PROBLEM TO SOLVE >>
Present each line of the entries below that holds the word "true".

(Data excerpts)
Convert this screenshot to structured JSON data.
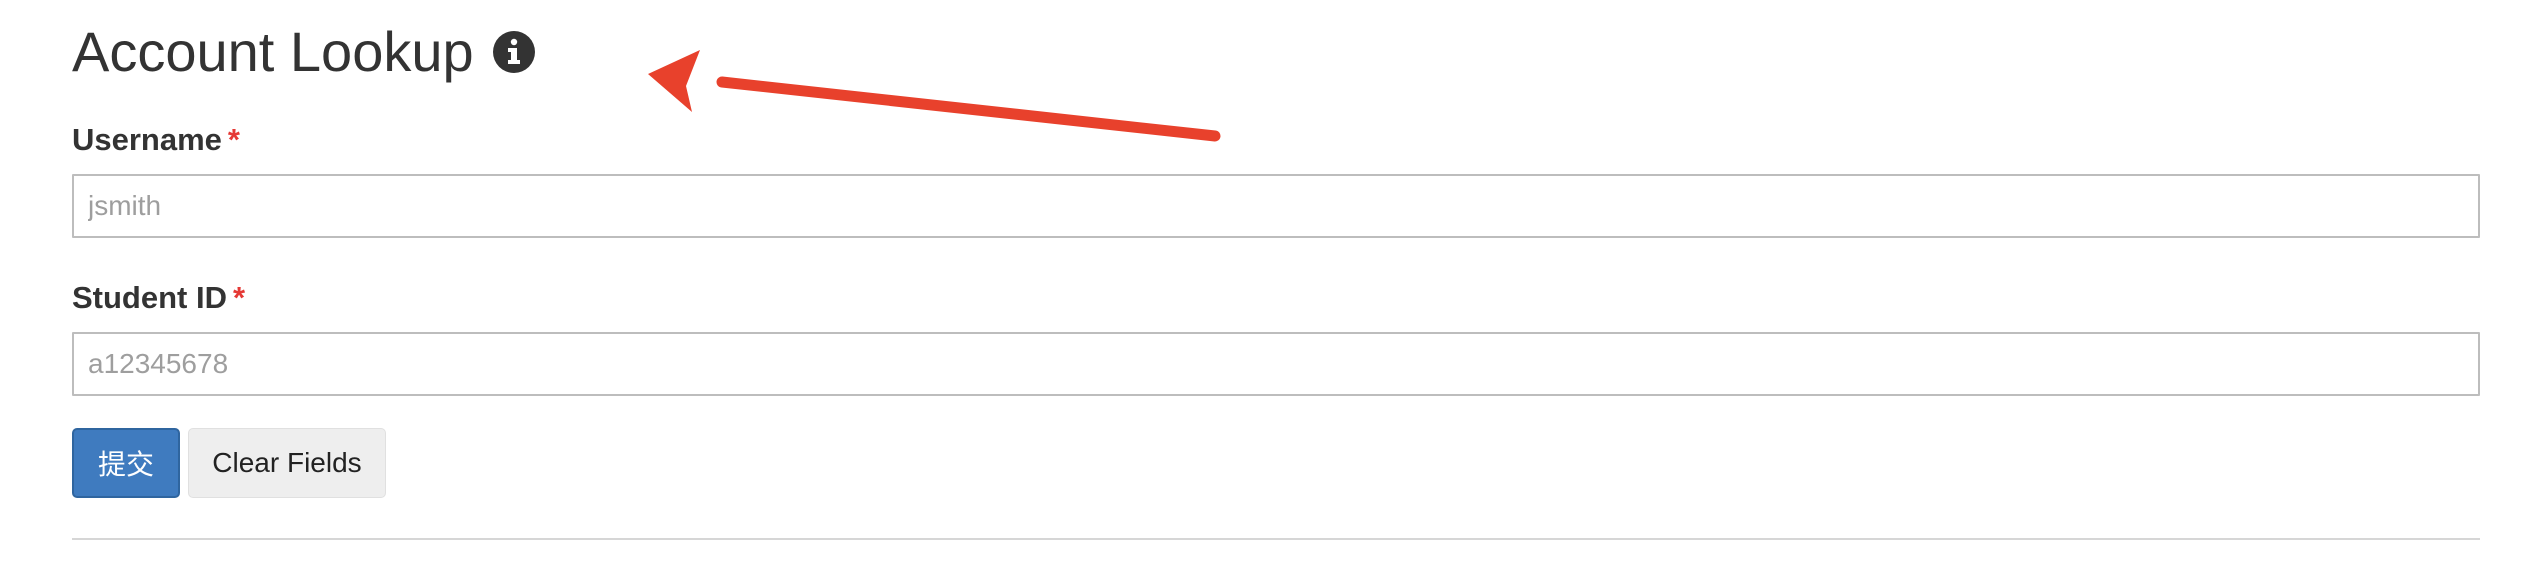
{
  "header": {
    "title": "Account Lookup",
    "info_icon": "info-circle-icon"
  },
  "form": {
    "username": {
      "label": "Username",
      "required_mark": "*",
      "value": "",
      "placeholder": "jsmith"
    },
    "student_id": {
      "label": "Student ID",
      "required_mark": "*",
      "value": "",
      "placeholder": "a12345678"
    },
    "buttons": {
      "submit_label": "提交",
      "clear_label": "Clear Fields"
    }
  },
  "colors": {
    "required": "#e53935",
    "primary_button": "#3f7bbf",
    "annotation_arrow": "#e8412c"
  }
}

...

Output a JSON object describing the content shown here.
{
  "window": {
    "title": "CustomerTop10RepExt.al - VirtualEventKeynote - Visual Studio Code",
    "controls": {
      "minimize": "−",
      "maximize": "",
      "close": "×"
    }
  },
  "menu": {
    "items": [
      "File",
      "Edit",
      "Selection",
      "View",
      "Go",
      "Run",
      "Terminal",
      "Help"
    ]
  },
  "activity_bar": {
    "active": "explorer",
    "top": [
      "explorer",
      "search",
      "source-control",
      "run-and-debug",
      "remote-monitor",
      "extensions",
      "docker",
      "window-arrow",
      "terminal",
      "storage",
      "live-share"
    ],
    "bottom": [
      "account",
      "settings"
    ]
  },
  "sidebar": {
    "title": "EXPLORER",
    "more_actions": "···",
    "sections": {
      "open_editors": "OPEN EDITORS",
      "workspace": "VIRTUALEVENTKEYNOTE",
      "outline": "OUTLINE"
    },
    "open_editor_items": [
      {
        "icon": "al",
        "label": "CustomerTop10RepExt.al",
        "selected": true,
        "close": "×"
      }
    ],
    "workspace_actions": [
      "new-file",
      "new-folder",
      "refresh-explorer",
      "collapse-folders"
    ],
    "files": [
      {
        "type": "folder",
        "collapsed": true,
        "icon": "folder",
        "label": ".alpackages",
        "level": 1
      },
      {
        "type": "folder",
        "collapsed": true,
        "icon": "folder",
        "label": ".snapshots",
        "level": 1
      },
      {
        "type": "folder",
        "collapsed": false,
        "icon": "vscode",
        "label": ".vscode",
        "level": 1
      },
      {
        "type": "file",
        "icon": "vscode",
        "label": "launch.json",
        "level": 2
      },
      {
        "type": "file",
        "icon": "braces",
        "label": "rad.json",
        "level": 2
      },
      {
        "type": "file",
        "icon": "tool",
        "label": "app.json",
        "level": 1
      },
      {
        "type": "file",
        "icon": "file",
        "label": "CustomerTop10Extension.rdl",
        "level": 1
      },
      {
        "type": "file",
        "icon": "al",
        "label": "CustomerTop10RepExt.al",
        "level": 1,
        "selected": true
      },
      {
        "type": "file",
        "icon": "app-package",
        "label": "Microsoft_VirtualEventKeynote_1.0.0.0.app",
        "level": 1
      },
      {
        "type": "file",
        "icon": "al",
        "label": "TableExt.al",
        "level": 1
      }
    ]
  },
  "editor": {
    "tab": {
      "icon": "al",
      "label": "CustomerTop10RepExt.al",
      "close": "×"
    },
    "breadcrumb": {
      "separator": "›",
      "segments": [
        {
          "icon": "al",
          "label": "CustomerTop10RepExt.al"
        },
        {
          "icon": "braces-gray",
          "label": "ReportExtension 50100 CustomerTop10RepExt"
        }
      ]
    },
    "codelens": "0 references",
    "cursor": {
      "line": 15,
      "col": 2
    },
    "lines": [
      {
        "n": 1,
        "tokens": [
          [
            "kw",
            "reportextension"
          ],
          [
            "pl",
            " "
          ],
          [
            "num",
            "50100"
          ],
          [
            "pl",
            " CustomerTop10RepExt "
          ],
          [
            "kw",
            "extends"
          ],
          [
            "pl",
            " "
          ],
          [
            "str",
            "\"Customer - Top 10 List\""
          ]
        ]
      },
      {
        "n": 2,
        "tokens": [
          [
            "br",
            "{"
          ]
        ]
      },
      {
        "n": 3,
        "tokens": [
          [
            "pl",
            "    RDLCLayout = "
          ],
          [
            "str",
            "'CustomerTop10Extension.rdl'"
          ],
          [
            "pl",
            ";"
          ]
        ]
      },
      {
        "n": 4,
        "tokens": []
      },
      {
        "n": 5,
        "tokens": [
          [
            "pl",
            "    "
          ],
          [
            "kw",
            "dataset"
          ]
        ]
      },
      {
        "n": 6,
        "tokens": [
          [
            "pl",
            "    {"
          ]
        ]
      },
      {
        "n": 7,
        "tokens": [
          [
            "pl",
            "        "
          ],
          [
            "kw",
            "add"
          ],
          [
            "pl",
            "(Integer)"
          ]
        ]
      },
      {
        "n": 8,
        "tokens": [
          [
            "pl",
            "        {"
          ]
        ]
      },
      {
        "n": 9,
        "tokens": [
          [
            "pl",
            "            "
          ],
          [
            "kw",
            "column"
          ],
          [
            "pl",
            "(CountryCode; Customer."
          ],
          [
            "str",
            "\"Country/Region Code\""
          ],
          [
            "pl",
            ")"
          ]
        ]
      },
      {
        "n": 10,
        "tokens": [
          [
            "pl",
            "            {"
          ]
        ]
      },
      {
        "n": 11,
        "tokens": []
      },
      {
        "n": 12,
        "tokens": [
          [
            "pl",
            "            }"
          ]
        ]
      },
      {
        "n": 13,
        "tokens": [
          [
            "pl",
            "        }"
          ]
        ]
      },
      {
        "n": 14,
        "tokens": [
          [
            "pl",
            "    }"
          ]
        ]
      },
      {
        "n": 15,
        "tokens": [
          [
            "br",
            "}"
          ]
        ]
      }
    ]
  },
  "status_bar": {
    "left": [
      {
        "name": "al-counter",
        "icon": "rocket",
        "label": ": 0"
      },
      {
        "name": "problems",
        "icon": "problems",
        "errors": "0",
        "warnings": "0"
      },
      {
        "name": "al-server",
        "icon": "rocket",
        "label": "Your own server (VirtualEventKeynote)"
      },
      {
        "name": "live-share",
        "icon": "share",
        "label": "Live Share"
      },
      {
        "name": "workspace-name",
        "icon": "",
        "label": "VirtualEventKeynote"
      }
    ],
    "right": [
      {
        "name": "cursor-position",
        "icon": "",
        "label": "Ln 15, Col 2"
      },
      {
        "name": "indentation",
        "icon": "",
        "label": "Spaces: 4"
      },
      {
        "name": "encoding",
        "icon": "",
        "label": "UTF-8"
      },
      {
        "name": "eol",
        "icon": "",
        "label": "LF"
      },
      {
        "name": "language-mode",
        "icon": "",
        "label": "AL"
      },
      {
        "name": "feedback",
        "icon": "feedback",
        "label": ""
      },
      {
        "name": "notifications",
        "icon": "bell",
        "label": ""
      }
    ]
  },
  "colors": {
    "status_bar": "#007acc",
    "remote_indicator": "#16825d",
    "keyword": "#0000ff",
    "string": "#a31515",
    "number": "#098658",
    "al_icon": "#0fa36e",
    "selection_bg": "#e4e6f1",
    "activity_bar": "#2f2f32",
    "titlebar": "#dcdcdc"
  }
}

COMPLETE OUTPUT >>
        "selected": true,
        "collapsed": true,
        "collapsed": true,
        "selected": true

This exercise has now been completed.